[Lines of data]
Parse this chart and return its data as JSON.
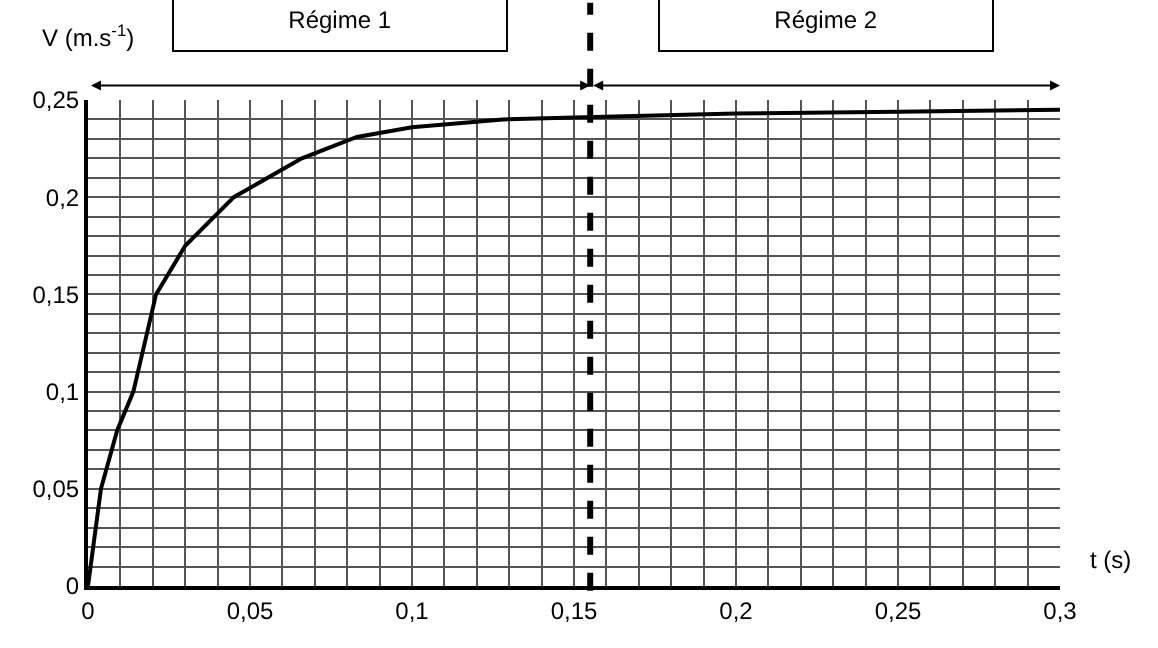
{
  "chart_data": {
    "type": "line",
    "xlabel": "t (s)",
    "ylabel": "V (m.s$^{-1}$)",
    "x": [
      0,
      0.004,
      0.009,
      0.014,
      0.021,
      0.03,
      0.045,
      0.066,
      0.083,
      0.1,
      0.128,
      0.15,
      0.2,
      0.25,
      0.3
    ],
    "series": [
      {
        "color": "#000000",
        "values": [
          0,
          0.05,
          0.08,
          0.1,
          0.15,
          0.175,
          0.2,
          0.22,
          0.231,
          0.236,
          0.24,
          0.241,
          0.243,
          0.244,
          0.245
        ]
      }
    ],
    "xlim": [
      0,
      0.3
    ],
    "ylim": [
      0,
      0.25
    ],
    "xticks": [
      {
        "value": 0,
        "label": "0"
      },
      {
        "value": 0.01,
        "label": null
      },
      {
        "value": 0.02,
        "label": null
      },
      {
        "value": 0.03,
        "label": null
      },
      {
        "value": 0.04,
        "label": null
      },
      {
        "value": 0.05,
        "label": "0,05"
      },
      {
        "value": 0.06,
        "label": null
      },
      {
        "value": 0.07,
        "label": null
      },
      {
        "value": 0.08,
        "label": null
      },
      {
        "value": 0.09,
        "label": null
      },
      {
        "value": 0.1,
        "label": "0,1"
      },
      {
        "value": 0.11,
        "label": null
      },
      {
        "value": 0.12,
        "label": null
      },
      {
        "value": 0.13,
        "label": null
      },
      {
        "value": 0.14,
        "label": null
      },
      {
        "value": 0.15,
        "label": "0,15"
      },
      {
        "value": 0.16,
        "label": null
      },
      {
        "value": 0.17,
        "label": null
      },
      {
        "value": 0.18,
        "label": null
      },
      {
        "value": 0.19,
        "label": null
      },
      {
        "value": 0.2,
        "label": "0,2"
      },
      {
        "value": 0.21,
        "label": null
      },
      {
        "value": 0.22,
        "label": null
      },
      {
        "value": 0.23,
        "label": null
      },
      {
        "value": 0.24,
        "label": null
      },
      {
        "value": 0.25,
        "label": "0,25"
      },
      {
        "value": 0.26,
        "label": null
      },
      {
        "value": 0.27,
        "label": null
      },
      {
        "value": 0.28,
        "label": null
      },
      {
        "value": 0.29,
        "label": null
      },
      {
        "value": 0.3,
        "label": "0,3"
      }
    ],
    "yticks": [
      {
        "value": 0,
        "label": "0"
      },
      {
        "value": 0.01,
        "label": null
      },
      {
        "value": 0.02,
        "label": null
      },
      {
        "value": 0.03,
        "label": null
      },
      {
        "value": 0.04,
        "label": null
      },
      {
        "value": 0.05,
        "label": "0,05"
      },
      {
        "value": 0.06,
        "label": null
      },
      {
        "value": 0.07,
        "label": null
      },
      {
        "value": 0.08,
        "label": null
      },
      {
        "value": 0.09,
        "label": null
      },
      {
        "value": 0.1,
        "label": "0,1"
      },
      {
        "value": 0.11,
        "label": null
      },
      {
        "value": 0.12,
        "label": null
      },
      {
        "value": 0.13,
        "label": null
      },
      {
        "value": 0.14,
        "label": null
      },
      {
        "value": 0.15,
        "label": "0,15"
      },
      {
        "value": 0.16,
        "label": null
      },
      {
        "value": 0.17,
        "label": null
      },
      {
        "value": 0.18,
        "label": null
      },
      {
        "value": 0.19,
        "label": null
      },
      {
        "value": 0.2,
        "label": "0,2"
      },
      {
        "value": 0.21,
        "label": null
      },
      {
        "value": 0.22,
        "label": null
      },
      {
        "value": 0.23,
        "label": null
      },
      {
        "value": 0.24,
        "label": null
      },
      {
        "value": 0.25,
        "label": "0,25"
      }
    ],
    "grid": true,
    "legend": false,
    "marker": "none",
    "line_style": "solid",
    "ref_lines": [
      {
        "axis": "x",
        "value": 0.155,
        "color": "#000000",
        "line_style": "dashed"
      }
    ],
    "annotations": [
      "Régime 1",
      "Régime 2"
    ]
  }
}
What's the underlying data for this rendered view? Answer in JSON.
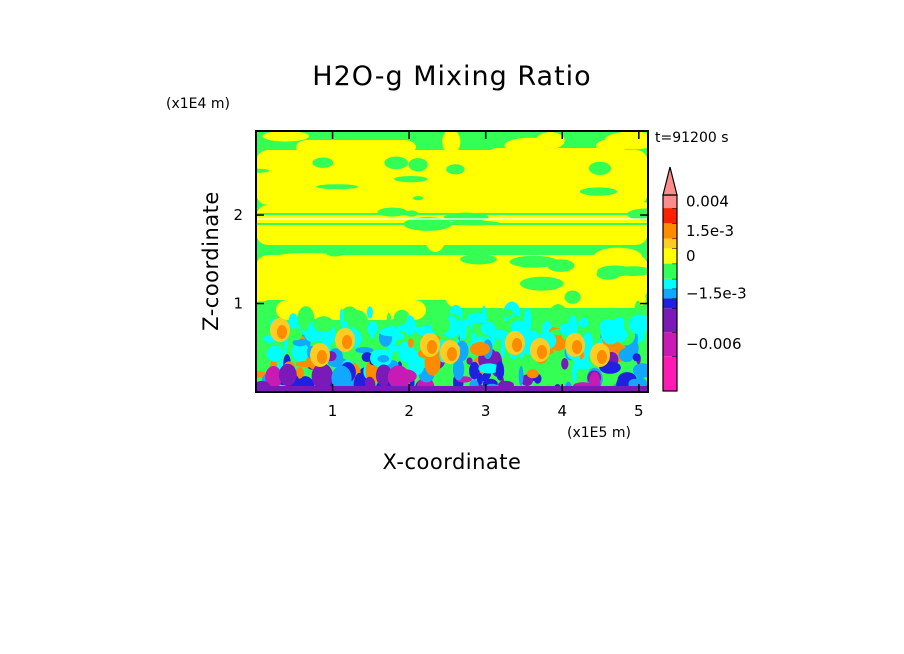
{
  "chart_data": {
    "type": "heatmap",
    "title": "H2O-g Mixing Ratio",
    "xlabel": "X-coordinate",
    "ylabel": "Z-coordinate",
    "x_unit": "(x1E5 m)",
    "y_unit": "(x1E4 m)",
    "time_label": "t=91200 s",
    "xlim": [
      0,
      5.12
    ],
    "ylim": [
      0,
      2.95
    ],
    "x_ticks": [
      {
        "value": 1,
        "label": "1"
      },
      {
        "value": 2,
        "label": "2"
      },
      {
        "value": 3,
        "label": "3"
      },
      {
        "value": 4,
        "label": "4"
      },
      {
        "value": 5,
        "label": "5"
      }
    ],
    "y_ticks": [
      {
        "value": 1,
        "label": "1"
      },
      {
        "value": 2,
        "label": "2"
      }
    ],
    "colorbar": {
      "levels": [
        {
          "color": "#ff1ab4",
          "range": "-0.009 to -0.006"
        },
        {
          "color": "#c81ab4",
          "range": "-0.006 to -0.003"
        },
        {
          "color": "#7a1ab8",
          "range": "-0.003 to -0.0015"
        },
        {
          "color": "#2020e0",
          "range": "-0.0015 to -0.001"
        },
        {
          "color": "#12a8ff",
          "range": "-0.001 to -0.0005"
        },
        {
          "color": "#00ffff",
          "range": "-0.0005 to 0"
        },
        {
          "color": "#33ff55",
          "range": "0 to 0.0005"
        },
        {
          "color": "#ffff00",
          "range": "0.0005 to 0.001"
        },
        {
          "color": "#ffcc22",
          "range": "0.001 to 0.0015"
        },
        {
          "color": "#ff8c00",
          "range": "0.0015 to 0.003"
        },
        {
          "color": "#ff2200",
          "range": "0.003 to 0.004"
        },
        {
          "color": "#ff8c8c",
          "range": "> 0.004"
        }
      ],
      "labels": [
        {
          "text": "0.004",
          "level_index": 11
        },
        {
          "text": "1.5e-3",
          "level_index": 9
        },
        {
          "text": "0",
          "level_index": 7
        },
        {
          "text": "−1.5e-3",
          "level_index": 4
        },
        {
          "text": "−0.006",
          "level_index": 1
        }
      ],
      "overflow_arrow": "top"
    },
    "field_description_levels": {
      "upper_background": "#33ff55",
      "mid_background": "#ffff00",
      "lower_mix": [
        "#00ffff",
        "#12a8ff",
        "#2020e0",
        "#7a1ab8",
        "#c81ab4",
        "#ff8c00"
      ]
    }
  }
}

• **What the task asks**
Copy every line in the entries above that has the string "this" in it.

• **Task solution**
Parse this chart and return its data as JSON.
What's the underlying data for this rendered view? Answer in JSON.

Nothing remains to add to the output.